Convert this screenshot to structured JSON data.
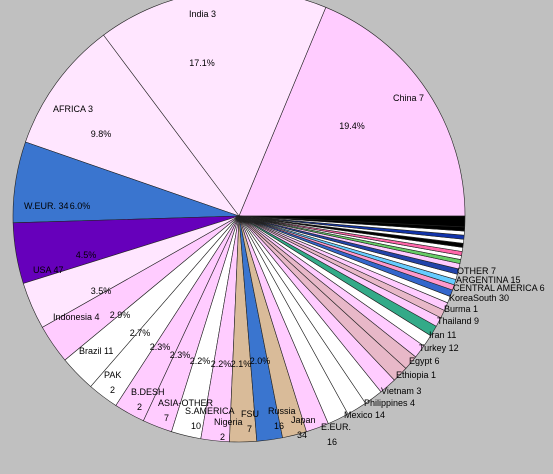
{
  "chart_data": {
    "type": "pie",
    "title": "",
    "start_angle_deg": 0,
    "direction": "counterclockwise-from-east",
    "slices": [
      {
        "label": "China 7",
        "percent": 19.4,
        "color": "#ffccff",
        "pct_label": "19.4%"
      },
      {
        "label": "India 3",
        "percent": 17.1,
        "color": "#ffe6ff",
        "pct_label": "17.1%"
      },
      {
        "label": "AFRICA 3",
        "percent": 9.8,
        "color": "#ffe6ff",
        "pct_label": "9.8%"
      },
      {
        "label": "W.EUR. 34",
        "percent": 6.0,
        "color": "#3a75cf",
        "pct_label": "6.0%"
      },
      {
        "label": "USA 47",
        "percent": 4.5,
        "color": "#6600bb",
        "pct_label": "4.5%"
      },
      {
        "label": "Indonesia 4",
        "percent": 3.5,
        "color": "#ffe6ff",
        "pct_label": "3.5%"
      },
      {
        "label": "Brazil 11",
        "percent": 2.9,
        "color": "#ffccff",
        "pct_label": "2.9%"
      },
      {
        "label": "PAK 2",
        "percent": 2.7,
        "color": "#ffffff",
        "pct_label": "2.7%"
      },
      {
        "label": "B.DESH 2",
        "percent": 2.3,
        "color": "#ffffff",
        "pct_label": "2.3%"
      },
      {
        "label": "ASIA-OTHER 7",
        "percent": 2.3,
        "color": "#ffccff",
        "pct_label": "2.3%"
      },
      {
        "label": "S.AMERICA 10",
        "percent": 2.2,
        "color": "#ffccff",
        "pct_label": "2.2%"
      },
      {
        "label": "Nigeria 2",
        "percent": 2.2,
        "color": "#ffffff",
        "pct_label": "2.2%"
      },
      {
        "label": "FSU 7",
        "percent": 2.1,
        "color": "#ffccff",
        "pct_label": "2.1%"
      },
      {
        "label": "Russia 16",
        "percent": 2.0,
        "color": "#d9bb99",
        "pct_label": "2.0%"
      },
      {
        "label": "Japan 34",
        "percent": 1.9,
        "color": "#3a75cf",
        "pct_label": ""
      },
      {
        "label": "E.EUR. 16",
        "percent": 1.8,
        "color": "#d9bb99",
        "pct_label": ""
      },
      {
        "label": "Mexico 14",
        "percent": 1.7,
        "color": "#ffccff",
        "pct_label": ""
      },
      {
        "label": "Philippines 4",
        "percent": 1.6,
        "color": "#ffffff",
        "pct_label": ""
      },
      {
        "label": "Vietnam 3",
        "percent": 1.5,
        "color": "#ffffff",
        "pct_label": ""
      },
      {
        "label": "Ethiopia 1",
        "percent": 1.4,
        "color": "#ffffff",
        "pct_label": ""
      },
      {
        "label": "Egypt 6",
        "percent": 1.3,
        "color": "#ffccff",
        "pct_label": ""
      },
      {
        "label": "Turkey 12",
        "percent": 1.2,
        "color": "#e8b8c8",
        "pct_label": ""
      },
      {
        "label": "Iran 11",
        "percent": 1.1,
        "color": "#e8b8c8",
        "pct_label": ""
      },
      {
        "label": "Thailand 9",
        "percent": 1.0,
        "color": "#ffccff",
        "pct_label": ""
      },
      {
        "label": "Burma 1",
        "percent": 0.9,
        "color": "#ffffff",
        "pct_label": ""
      },
      {
        "label": "KoreaSouth 30",
        "percent": 0.8,
        "color": "#33aa88",
        "pct_label": ""
      },
      {
        "label": "CENTRAL AMERICA 6",
        "percent": 0.7,
        "color": "#ffccff",
        "pct_label": ""
      },
      {
        "label": "ARGENTINA 15",
        "percent": 0.6,
        "color": "#e8b8c8",
        "pct_label": ""
      },
      {
        "label": "OTHER 7",
        "percent": 0.6,
        "color": "#ffccff",
        "pct_label": ""
      },
      {
        "label": "",
        "percent": 0.5,
        "color": "#ffffff",
        "pct_label": ""
      },
      {
        "label": "",
        "percent": 0.5,
        "color": "#3366cc",
        "pct_label": ""
      },
      {
        "label": "",
        "percent": 0.4,
        "color": "#ff99cc",
        "pct_label": ""
      },
      {
        "label": "",
        "percent": 0.4,
        "color": "#66ccff",
        "pct_label": ""
      },
      {
        "label": "",
        "percent": 0.4,
        "color": "#ffffff",
        "pct_label": ""
      },
      {
        "label": "",
        "percent": 0.4,
        "color": "#2244aa",
        "pct_label": ""
      },
      {
        "label": "",
        "percent": 0.4,
        "color": "#ffccff",
        "pct_label": ""
      },
      {
        "label": "",
        "percent": 0.3,
        "color": "#66cc66",
        "pct_label": ""
      },
      {
        "label": "",
        "percent": 0.3,
        "color": "#ffffff",
        "pct_label": ""
      },
      {
        "label": "",
        "percent": 0.3,
        "color": "#ff66aa",
        "pct_label": ""
      },
      {
        "label": "",
        "percent": 0.3,
        "color": "#ffffff",
        "pct_label": ""
      },
      {
        "label": "",
        "percent": 0.3,
        "color": "#000000",
        "pct_label": ""
      },
      {
        "label": "",
        "percent": 0.3,
        "color": "#ffffff",
        "pct_label": ""
      },
      {
        "label": "",
        "percent": 0.3,
        "color": "#1133aa",
        "pct_label": ""
      },
      {
        "label": "",
        "percent": 0.3,
        "color": "#ffffff",
        "pct_label": ""
      },
      {
        "label": "",
        "percent": 0.3,
        "color": "#000000",
        "pct_label": ""
      },
      {
        "label": "",
        "percent": 0.8,
        "color": "#000000",
        "pct_label": ""
      }
    ]
  }
}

-------------------------

> **Direction**
Using the listing above, state the number of lines that hold "AMERICA", with no other text.

> **The answer**
2